BEGIN Records to use

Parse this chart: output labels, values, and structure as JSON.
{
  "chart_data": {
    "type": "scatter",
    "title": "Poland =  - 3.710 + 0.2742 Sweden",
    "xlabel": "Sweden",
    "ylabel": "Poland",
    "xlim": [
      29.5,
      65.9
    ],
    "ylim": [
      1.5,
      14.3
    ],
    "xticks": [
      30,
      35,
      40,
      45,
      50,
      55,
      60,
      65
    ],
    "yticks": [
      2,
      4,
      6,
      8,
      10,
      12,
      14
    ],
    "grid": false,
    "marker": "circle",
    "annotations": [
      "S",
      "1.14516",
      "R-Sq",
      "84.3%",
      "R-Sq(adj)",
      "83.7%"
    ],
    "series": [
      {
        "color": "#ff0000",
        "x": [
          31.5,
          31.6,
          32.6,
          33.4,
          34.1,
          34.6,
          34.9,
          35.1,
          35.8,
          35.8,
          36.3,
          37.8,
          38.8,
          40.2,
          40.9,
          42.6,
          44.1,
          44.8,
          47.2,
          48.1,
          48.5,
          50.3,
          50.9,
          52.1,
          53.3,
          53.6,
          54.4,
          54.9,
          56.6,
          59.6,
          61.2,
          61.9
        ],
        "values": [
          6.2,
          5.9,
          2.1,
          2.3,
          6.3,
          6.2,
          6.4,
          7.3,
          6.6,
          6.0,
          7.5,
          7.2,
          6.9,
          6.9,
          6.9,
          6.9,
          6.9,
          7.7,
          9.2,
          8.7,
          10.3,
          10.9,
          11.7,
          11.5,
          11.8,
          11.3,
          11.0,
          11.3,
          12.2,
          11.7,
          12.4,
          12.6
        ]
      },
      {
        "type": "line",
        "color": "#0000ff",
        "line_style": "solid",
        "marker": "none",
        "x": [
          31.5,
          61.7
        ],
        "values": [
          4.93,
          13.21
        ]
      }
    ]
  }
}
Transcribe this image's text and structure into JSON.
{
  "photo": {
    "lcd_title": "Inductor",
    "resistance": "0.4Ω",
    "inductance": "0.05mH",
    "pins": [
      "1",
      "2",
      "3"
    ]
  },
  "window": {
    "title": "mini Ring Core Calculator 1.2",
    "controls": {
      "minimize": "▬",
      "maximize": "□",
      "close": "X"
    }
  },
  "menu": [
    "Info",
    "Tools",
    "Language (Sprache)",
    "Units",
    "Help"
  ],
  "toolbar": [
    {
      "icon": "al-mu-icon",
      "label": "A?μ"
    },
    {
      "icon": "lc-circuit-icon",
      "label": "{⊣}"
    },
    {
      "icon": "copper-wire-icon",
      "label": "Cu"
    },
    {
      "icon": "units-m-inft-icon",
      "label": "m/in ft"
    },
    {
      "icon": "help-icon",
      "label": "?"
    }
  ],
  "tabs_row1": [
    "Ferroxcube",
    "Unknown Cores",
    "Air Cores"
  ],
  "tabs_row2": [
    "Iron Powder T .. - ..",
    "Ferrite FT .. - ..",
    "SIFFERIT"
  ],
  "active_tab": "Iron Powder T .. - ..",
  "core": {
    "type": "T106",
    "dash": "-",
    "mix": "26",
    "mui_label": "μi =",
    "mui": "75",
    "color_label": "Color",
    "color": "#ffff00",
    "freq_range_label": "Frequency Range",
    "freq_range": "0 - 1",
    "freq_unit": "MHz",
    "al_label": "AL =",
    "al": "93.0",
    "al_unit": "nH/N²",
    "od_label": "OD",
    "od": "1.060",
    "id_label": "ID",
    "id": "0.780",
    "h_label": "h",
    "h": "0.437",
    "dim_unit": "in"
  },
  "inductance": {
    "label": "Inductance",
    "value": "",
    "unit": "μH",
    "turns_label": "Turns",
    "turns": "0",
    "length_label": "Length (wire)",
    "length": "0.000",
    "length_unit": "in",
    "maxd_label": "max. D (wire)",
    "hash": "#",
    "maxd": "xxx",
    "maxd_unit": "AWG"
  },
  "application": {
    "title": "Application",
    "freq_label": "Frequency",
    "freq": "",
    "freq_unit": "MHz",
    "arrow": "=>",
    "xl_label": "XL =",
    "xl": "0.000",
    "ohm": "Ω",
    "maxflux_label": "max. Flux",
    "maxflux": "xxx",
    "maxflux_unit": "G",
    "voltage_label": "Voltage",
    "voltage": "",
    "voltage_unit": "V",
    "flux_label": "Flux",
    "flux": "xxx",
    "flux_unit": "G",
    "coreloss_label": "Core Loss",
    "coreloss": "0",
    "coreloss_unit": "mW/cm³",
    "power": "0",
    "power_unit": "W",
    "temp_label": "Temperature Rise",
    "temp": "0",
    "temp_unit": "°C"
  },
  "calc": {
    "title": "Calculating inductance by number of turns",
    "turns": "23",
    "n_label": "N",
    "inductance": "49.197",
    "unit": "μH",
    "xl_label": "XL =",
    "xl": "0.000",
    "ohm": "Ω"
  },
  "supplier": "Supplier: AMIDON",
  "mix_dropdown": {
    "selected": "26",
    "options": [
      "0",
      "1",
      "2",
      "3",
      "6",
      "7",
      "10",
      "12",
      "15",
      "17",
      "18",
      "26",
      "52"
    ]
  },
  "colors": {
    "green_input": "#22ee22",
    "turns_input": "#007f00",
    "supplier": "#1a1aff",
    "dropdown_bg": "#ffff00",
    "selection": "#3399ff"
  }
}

END Records to use

* [Objective]:
Return what is listed above, exactly and completely.

* [Output below]:
Parse this chart: output labels, values, and structure as JSON.
{
  "chart_data": {
    "type": "scatter",
    "title": "Poland =  - 3.710 + 0.2742 Sweden",
    "xlabel": "Sweden",
    "ylabel": "Poland",
    "xlim": [
      29.5,
      65.9
    ],
    "ylim": [
      1.5,
      14.3
    ],
    "xticks": [
      30,
      35,
      40,
      45,
      50,
      55,
      60,
      65
    ],
    "yticks": [
      2,
      4,
      6,
      8,
      10,
      12,
      14
    ],
    "grid": false,
    "marker": "circle",
    "annotations": [
      "S",
      "1.14516",
      "R-Sq",
      "84.3%",
      "R-Sq(adj)",
      "83.7%"
    ],
    "series": [
      {
        "color": "#ff0000",
        "x": [
          31.5,
          31.6,
          32.6,
          33.4,
          34.1,
          34.6,
          34.9,
          35.1,
          35.8,
          35.8,
          36.3,
          37.8,
          38.8,
          40.2,
          40.9,
          42.6,
          44.1,
          44.8,
          47.2,
          48.1,
          48.5,
          50.3,
          50.9,
          52.1,
          53.3,
          53.6,
          54.4,
          54.9,
          56.6,
          59.6,
          61.2,
          61.9
        ],
        "values": [
          6.2,
          5.9,
          2.1,
          2.3,
          6.3,
          6.2,
          6.4,
          7.3,
          6.6,
          6.0,
          7.5,
          7.2,
          6.9,
          6.9,
          6.9,
          6.9,
          6.9,
          7.7,
          9.2,
          8.7,
          10.3,
          10.9,
          11.7,
          11.5,
          11.8,
          11.3,
          11.0,
          11.3,
          12.2,
          11.7,
          12.4,
          12.6
        ]
      },
      {
        "type": "line",
        "color": "#0000ff",
        "line_style": "solid",
        "marker": "none",
        "x": [
          31.5,
          61.7
        ],
        "values": [
          4.93,
          13.21
        ]
      }
    ]
  }
}
Transcribe this image's text and structure into JSON.
{
  "photo": {
    "lcd_title": "Inductor",
    "resistance": "0.4Ω",
    "inductance": "0.05mH",
    "pins": [
      "1",
      "2",
      "3"
    ]
  },
  "window": {
    "title": "mini Ring Core Calculator 1.2",
    "controls": {
      "minimize": "▬",
      "maximize": "□",
      "close": "X"
    }
  },
  "menu": [
    "Info",
    "Tools",
    "Language (Sprache)",
    "Units",
    "Help"
  ],
  "toolbar": [
    {
      "icon": "al-mu-icon",
      "label": "A?μ"
    },
    {
      "icon": "lc-circuit-icon",
      "label": "{⊣}"
    },
    {
      "icon": "copper-wire-icon",
      "label": "Cu"
    },
    {
      "icon": "units-m-inft-icon",
      "label": "m/in ft"
    },
    {
      "icon": "help-icon",
      "label": "?"
    }
  ],
  "tabs_row1": [
    "Ferroxcube",
    "Unknown Cores",
    "Air Cores"
  ],
  "tabs_row2": [
    "Iron Powder T .. - ..",
    "Ferrite FT .. - ..",
    "SIFFERIT"
  ],
  "active_tab": "Iron Powder T .. - ..",
  "core": {
    "type": "T106",
    "dash": "-",
    "mix": "26",
    "mui_label": "μi =",
    "mui": "75",
    "color_label": "Color",
    "color": "#ffff00",
    "freq_range_label": "Frequency Range",
    "freq_range": "0 - 1",
    "freq_unit": "MHz",
    "al_label": "AL =",
    "al": "93.0",
    "al_unit": "nH/N²",
    "od_label": "OD",
    "od": "1.060",
    "id_label": "ID",
    "id": "0.780",
    "h_label": "h",
    "h": "0.437",
    "dim_unit": "in"
  },
  "inductance": {
    "label": "Inductance",
    "value": "",
    "unit": "μH",
    "turns_label": "Turns",
    "turns": "0",
    "length_label": "Length (wire)",
    "length": "0.000",
    "length_unit": "in",
    "maxd_label": "max. D (wire)",
    "hash": "#",
    "maxd": "xxx",
    "maxd_unit": "AWG"
  },
  "application": {
    "title": "Application",
    "freq_label": "Frequency",
    "freq": "",
    "freq_unit": "MHz",
    "arrow": "=>",
    "xl_label": "XL =",
    "xl": "0.000",
    "ohm": "Ω",
    "maxflux_label": "max. Flux",
    "maxflux": "xxx",
    "maxflux_unit": "G",
    "voltage_label": "Voltage",
    "voltage": "",
    "voltage_unit": "V",
    "flux_label": "Flux",
    "flux": "xxx",
    "flux_unit": "G",
    "coreloss_label": "Core Loss",
    "coreloss": "0",
    "coreloss_unit": "mW/cm³",
    "power": "0",
    "power_unit": "W",
    "temp_label": "Temperature Rise",
    "temp": "0",
    "temp_unit": "°C"
  },
  "calc": {
    "title": "Calculating inductance by number of turns",
    "turns": "23",
    "n_label": "N",
    "inductance": "49.197",
    "unit": "μH",
    "xl_label": "XL =",
    "xl": "0.000",
    "ohm": "Ω"
  },
  "supplier": "Supplier: AMIDON",
  "mix_dropdown": {
    "selected": "26",
    "options": [
      "0",
      "1",
      "2",
      "3",
      "6",
      "7",
      "10",
      "12",
      "15",
      "17",
      "18",
      "26",
      "52"
    ]
  },
  "colors": {
    "green_input": "#22ee22",
    "turns_input": "#007f00",
    "supplier": "#1a1aff",
    "dropdown_bg": "#ffff00",
    "selection": "#3399ff"
  }
}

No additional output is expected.